TASK DIRECTIONS:
Copy each line where the word "name" occurs.

Entries from a dataset:
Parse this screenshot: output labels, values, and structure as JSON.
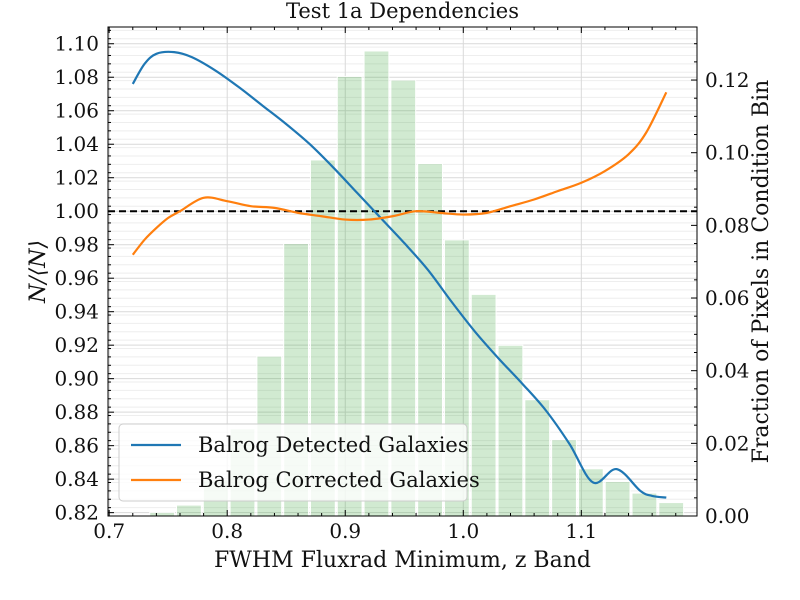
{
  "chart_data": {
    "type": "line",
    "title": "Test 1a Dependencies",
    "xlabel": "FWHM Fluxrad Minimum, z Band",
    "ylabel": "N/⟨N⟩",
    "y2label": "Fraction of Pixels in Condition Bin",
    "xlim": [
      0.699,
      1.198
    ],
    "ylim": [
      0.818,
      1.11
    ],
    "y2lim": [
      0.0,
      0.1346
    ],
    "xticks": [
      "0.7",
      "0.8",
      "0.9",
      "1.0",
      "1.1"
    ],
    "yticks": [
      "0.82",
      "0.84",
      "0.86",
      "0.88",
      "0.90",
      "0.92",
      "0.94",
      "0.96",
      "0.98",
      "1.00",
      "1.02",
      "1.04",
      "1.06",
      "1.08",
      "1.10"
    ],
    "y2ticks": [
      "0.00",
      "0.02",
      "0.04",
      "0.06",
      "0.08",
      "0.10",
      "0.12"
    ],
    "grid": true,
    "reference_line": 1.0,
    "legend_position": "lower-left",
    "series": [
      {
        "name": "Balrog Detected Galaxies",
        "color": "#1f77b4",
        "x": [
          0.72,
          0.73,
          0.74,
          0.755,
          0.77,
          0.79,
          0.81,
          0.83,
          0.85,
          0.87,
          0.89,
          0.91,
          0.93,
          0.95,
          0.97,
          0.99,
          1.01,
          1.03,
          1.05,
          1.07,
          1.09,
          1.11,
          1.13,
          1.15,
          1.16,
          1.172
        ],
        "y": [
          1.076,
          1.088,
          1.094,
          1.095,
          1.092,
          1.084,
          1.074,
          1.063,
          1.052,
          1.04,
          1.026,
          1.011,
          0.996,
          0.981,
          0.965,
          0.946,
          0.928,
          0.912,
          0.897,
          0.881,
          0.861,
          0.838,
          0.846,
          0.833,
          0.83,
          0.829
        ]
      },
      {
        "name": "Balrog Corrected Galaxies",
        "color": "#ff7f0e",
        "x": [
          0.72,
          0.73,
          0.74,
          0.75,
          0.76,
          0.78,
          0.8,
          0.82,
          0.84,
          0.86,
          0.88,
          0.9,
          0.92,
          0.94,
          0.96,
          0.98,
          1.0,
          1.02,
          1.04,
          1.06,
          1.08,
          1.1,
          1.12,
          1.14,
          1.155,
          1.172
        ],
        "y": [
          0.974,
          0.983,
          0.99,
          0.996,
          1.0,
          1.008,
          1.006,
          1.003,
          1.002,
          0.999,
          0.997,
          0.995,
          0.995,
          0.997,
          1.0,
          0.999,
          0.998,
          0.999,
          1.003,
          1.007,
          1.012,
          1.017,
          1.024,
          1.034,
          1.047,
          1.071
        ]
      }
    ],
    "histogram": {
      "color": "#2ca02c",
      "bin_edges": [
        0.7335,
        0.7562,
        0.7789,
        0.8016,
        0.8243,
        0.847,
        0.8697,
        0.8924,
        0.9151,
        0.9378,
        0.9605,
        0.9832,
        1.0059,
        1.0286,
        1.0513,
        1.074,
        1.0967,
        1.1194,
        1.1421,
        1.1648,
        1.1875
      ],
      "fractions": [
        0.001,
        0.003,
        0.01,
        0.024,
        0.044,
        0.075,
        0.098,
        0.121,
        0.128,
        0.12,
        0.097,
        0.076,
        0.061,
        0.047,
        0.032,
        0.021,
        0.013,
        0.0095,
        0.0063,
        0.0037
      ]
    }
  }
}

==

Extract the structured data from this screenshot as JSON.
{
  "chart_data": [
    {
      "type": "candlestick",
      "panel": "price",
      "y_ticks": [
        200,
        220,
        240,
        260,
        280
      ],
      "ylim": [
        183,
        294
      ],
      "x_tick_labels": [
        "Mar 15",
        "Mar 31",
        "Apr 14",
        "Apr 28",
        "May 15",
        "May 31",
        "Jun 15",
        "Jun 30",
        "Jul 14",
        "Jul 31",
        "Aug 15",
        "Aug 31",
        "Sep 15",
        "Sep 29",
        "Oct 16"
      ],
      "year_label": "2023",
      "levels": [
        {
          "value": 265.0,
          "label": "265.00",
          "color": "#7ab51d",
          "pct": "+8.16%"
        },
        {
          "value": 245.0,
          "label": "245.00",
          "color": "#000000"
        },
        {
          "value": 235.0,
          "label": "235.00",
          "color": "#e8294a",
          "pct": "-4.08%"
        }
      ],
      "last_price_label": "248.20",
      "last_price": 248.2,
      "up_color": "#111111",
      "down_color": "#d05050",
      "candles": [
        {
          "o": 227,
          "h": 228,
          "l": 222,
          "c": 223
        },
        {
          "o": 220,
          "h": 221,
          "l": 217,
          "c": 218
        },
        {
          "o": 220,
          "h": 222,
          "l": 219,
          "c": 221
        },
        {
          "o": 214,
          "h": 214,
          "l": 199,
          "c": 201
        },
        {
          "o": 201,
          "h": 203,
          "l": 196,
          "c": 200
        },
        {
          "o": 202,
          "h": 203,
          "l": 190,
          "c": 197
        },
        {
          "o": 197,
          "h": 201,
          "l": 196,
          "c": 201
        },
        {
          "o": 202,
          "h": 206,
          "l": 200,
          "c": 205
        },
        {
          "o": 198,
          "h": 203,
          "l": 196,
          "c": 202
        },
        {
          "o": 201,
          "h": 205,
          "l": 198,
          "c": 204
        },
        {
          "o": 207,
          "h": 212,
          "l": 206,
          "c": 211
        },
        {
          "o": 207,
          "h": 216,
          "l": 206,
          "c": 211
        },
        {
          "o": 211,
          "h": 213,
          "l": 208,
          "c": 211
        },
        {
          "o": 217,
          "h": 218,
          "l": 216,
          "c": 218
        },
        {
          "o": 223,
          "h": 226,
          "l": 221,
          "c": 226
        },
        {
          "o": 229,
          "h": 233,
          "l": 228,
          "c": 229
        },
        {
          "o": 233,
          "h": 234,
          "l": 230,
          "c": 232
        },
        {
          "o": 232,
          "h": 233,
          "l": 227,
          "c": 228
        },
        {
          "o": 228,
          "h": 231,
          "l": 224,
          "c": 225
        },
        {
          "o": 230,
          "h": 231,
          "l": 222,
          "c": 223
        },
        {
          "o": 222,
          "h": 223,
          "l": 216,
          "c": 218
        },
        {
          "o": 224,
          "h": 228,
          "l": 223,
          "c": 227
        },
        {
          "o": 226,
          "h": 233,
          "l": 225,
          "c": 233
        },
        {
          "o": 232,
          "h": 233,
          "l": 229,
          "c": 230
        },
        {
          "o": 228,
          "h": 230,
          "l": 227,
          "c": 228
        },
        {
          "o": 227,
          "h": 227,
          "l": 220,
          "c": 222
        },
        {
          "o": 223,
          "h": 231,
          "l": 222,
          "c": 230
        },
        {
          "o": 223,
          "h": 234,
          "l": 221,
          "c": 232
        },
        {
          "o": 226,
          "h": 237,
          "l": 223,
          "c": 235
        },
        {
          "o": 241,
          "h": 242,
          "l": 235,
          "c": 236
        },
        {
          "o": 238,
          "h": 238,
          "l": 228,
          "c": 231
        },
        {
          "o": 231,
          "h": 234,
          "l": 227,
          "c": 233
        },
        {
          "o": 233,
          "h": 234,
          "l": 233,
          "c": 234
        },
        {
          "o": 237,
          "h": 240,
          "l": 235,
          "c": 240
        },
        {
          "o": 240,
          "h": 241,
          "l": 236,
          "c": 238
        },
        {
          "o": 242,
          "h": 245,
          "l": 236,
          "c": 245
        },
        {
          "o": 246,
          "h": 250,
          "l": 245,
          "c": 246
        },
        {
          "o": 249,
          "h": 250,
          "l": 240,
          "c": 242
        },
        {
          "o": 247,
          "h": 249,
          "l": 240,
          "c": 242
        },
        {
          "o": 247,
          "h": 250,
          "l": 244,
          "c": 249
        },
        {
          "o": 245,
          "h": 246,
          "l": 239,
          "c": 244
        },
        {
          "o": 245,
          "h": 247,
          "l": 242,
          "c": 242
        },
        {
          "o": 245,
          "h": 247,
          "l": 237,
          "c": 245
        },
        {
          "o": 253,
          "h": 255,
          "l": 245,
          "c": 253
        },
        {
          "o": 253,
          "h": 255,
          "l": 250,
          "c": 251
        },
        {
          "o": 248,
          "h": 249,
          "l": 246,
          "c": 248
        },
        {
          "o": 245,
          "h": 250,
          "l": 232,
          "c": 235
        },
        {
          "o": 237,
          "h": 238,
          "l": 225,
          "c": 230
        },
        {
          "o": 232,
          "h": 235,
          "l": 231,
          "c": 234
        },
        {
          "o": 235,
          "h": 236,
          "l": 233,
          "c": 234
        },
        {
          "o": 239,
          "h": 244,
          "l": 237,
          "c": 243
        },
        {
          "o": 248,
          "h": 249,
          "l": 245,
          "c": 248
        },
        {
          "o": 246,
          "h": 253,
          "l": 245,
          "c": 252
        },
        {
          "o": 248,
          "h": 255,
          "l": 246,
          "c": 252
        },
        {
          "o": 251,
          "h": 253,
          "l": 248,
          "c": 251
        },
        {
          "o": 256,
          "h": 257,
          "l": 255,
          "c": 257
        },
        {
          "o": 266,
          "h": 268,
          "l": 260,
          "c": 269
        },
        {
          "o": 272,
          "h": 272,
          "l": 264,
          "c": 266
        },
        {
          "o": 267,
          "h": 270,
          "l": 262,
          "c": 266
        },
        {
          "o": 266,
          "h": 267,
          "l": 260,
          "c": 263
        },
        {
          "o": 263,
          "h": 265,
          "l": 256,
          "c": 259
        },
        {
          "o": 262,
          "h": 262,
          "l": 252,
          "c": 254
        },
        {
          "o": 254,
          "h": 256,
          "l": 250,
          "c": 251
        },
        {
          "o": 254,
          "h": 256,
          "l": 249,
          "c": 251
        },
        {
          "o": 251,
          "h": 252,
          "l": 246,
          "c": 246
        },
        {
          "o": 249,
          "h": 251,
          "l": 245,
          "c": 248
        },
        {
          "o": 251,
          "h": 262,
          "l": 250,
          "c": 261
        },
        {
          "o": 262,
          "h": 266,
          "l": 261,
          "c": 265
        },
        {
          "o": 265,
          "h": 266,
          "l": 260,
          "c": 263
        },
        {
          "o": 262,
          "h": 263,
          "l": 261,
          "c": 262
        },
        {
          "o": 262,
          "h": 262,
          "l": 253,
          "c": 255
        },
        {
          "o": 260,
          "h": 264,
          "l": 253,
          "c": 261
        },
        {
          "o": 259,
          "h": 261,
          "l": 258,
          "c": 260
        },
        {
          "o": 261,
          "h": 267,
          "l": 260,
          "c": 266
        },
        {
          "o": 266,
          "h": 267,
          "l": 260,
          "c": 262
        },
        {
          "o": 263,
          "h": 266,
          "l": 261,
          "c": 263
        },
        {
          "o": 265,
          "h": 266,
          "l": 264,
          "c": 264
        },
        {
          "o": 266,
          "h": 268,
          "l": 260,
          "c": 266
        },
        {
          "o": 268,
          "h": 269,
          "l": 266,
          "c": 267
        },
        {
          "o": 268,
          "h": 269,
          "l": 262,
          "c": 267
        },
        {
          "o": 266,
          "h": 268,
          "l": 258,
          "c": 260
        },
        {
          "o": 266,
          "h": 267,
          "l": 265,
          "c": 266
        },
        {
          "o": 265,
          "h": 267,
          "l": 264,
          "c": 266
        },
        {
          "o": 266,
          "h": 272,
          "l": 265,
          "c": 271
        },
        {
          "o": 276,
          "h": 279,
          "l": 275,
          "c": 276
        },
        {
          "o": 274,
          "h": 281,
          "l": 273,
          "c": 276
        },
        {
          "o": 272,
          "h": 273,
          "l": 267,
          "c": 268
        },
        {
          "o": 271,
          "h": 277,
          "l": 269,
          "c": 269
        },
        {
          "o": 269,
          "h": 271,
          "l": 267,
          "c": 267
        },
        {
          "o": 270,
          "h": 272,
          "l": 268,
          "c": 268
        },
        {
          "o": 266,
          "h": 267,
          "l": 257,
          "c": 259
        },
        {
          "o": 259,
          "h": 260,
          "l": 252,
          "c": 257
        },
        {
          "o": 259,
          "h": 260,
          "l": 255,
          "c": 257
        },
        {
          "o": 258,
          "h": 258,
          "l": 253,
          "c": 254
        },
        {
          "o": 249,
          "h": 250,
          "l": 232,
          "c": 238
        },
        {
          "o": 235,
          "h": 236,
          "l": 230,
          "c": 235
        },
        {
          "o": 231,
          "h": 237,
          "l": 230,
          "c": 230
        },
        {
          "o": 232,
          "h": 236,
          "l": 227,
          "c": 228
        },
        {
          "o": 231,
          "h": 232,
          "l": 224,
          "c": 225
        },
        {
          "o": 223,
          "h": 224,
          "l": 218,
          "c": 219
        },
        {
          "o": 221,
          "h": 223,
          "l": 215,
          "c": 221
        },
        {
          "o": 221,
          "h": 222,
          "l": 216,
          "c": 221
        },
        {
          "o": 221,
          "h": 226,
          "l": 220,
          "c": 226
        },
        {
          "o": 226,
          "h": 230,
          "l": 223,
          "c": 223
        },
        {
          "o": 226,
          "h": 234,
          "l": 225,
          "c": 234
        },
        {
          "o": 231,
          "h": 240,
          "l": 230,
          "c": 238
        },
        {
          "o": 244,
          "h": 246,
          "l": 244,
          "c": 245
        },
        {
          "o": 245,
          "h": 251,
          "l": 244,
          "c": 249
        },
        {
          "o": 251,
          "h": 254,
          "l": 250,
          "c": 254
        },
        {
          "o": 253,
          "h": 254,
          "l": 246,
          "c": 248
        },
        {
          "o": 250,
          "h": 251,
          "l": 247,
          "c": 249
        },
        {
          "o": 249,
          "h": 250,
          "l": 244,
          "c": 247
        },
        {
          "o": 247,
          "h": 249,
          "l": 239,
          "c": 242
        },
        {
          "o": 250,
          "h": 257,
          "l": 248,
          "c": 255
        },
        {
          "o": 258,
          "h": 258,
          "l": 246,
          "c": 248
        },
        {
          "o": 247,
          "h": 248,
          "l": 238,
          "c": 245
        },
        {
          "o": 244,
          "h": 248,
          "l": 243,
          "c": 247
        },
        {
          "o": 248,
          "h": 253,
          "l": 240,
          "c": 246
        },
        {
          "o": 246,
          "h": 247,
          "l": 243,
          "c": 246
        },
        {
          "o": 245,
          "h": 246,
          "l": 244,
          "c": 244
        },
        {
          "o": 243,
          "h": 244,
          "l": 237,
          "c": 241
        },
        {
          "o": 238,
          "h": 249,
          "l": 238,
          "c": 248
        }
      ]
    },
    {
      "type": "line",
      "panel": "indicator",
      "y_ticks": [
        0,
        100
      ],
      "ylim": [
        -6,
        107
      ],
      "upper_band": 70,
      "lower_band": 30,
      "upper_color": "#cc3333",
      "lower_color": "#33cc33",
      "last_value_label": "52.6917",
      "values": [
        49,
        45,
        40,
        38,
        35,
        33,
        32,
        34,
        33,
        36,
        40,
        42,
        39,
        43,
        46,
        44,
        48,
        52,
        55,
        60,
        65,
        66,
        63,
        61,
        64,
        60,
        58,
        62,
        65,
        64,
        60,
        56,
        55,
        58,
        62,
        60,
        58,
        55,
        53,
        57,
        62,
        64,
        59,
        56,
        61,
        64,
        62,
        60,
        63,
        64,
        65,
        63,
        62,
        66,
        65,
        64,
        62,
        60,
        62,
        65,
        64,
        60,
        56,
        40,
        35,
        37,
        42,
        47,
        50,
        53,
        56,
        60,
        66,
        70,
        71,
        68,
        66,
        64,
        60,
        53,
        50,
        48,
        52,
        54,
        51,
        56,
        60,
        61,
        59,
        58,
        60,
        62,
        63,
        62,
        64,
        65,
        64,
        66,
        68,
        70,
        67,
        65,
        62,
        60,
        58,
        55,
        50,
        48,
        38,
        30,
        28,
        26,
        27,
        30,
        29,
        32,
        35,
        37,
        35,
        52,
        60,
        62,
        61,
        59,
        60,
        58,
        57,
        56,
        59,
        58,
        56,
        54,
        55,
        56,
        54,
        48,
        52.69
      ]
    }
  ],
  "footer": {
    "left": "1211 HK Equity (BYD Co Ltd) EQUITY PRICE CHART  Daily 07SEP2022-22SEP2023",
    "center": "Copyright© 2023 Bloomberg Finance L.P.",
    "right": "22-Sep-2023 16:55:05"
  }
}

--

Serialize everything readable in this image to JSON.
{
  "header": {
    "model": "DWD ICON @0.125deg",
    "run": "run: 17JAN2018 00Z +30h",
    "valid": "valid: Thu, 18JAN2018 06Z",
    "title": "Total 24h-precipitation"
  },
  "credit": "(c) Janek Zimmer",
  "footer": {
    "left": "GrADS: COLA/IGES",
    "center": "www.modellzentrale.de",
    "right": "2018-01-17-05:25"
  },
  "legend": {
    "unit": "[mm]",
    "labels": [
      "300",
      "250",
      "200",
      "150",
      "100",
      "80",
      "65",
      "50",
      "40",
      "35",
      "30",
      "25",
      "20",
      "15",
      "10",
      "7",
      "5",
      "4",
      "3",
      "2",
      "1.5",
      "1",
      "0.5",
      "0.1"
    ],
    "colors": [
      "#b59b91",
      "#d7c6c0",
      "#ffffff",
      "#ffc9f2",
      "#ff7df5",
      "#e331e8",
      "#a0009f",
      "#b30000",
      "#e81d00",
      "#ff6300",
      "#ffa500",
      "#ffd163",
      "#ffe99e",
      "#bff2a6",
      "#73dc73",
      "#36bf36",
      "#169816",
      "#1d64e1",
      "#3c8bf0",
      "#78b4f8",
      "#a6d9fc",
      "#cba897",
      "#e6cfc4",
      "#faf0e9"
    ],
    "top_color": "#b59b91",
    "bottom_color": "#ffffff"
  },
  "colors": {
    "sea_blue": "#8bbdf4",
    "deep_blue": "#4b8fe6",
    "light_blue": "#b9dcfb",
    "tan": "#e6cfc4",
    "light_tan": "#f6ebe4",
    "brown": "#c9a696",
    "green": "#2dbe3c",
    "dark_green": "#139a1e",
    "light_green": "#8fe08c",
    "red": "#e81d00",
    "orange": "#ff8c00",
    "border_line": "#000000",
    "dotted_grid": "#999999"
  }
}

COMPLETED EXERCISE:
        "name": "Balrog Detected Galaxies",
        "name": "Balrog Corrected Galaxies",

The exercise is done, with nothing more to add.